## PROBLEM
Return the entries below in their exact form, leaving the pictures out.

## DATA FOR THIS TASK
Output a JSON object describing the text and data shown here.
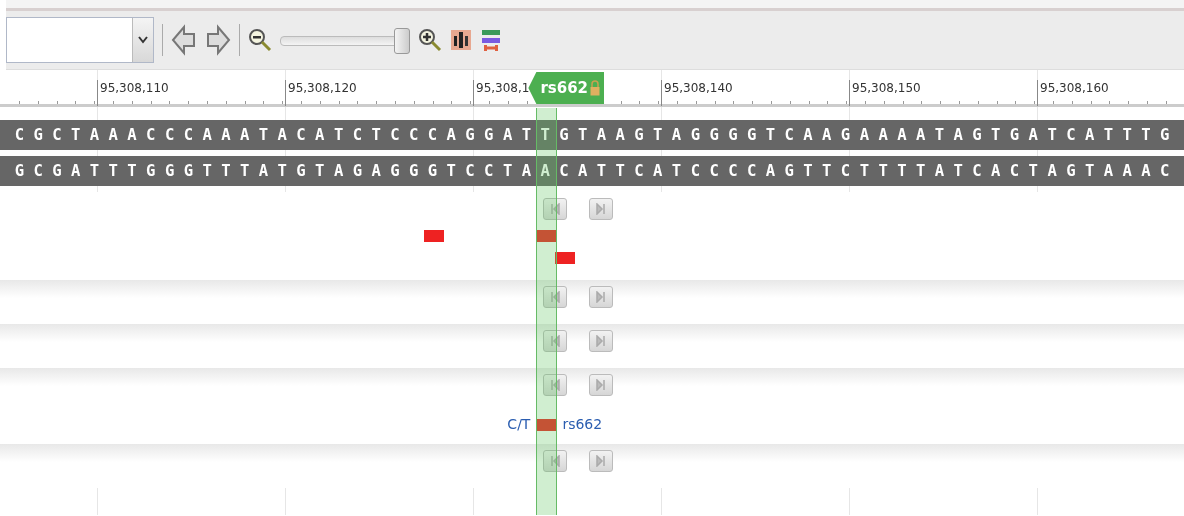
{
  "toolbar": {
    "zoom_slider": {
      "level": 0.93
    }
  },
  "ruler": {
    "ticks": [
      "95,308,110",
      "95,308,120",
      "95,308,1",
      "95,308,140",
      "95,308,150",
      "95,308,160"
    ],
    "marker": {
      "label": "rs662"
    }
  },
  "sequence": {
    "forward": "C G C T A A A C C C A A A T A C A T C T C C C A G G A T T G T A A G T A G G G G T C A A G A A A A T A G T G A T C A T T T G",
    "reverse": "G C G A T T T G G G T T T A T G T A G A G G G T C C T A A C A T T C A T C C C C A G T T C T T T T A T C A C T A G T A A A C"
  },
  "tracks": [
    {
      "kind": "features",
      "nav": true,
      "features": [
        {
          "kind": "snp"
        },
        {
          "kind": "snp"
        },
        {
          "kind": "snp"
        }
      ]
    },
    {
      "kind": "nav",
      "nav": true
    },
    {
      "kind": "nav",
      "nav": true
    },
    {
      "kind": "nav",
      "nav": true
    },
    {
      "kind": "variant",
      "nav": false,
      "alleles": "C/T",
      "id": "rs662"
    },
    {
      "kind": "nav",
      "nav": true
    }
  ]
}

## SOLVED EXERCISE
Output a JSON object describing the text and data shown here.
{
  "toolbar": {
    "zoom_slider": {
      "level": 0.93
    }
  },
  "ruler": {
    "ticks": [
      "95,308,110",
      "95,308,120",
      "95,308,1",
      "95,308,140",
      "95,308,150",
      "95,308,160"
    ],
    "marker": {
      "label": "rs662"
    }
  },
  "sequence": {
    "forward": "C G C T A A A C C C A A A T A C A T C T C C C A G G A T T G T A A G T A G G G G T C A A G A A A A T A G T G A T C A T T T G",
    "reverse": "G C G A T T T G G G T T T A T G T A G A G G G T C C T A A C A T T C A T C C C C A G T T C T T T T A T C A C T A G T A A A C"
  },
  "tracks": [
    {
      "kind": "features",
      "nav": true,
      "features": [
        {
          "kind": "snp"
        },
        {
          "kind": "snp"
        },
        {
          "kind": "snp"
        }
      ]
    },
    {
      "kind": "nav",
      "nav": true
    },
    {
      "kind": "nav",
      "nav": true
    },
    {
      "kind": "nav",
      "nav": true
    },
    {
      "kind": "variant",
      "nav": false,
      "alleles": "C/T",
      "id": "rs662"
    },
    {
      "kind": "nav",
      "nav": true
    }
  ]
}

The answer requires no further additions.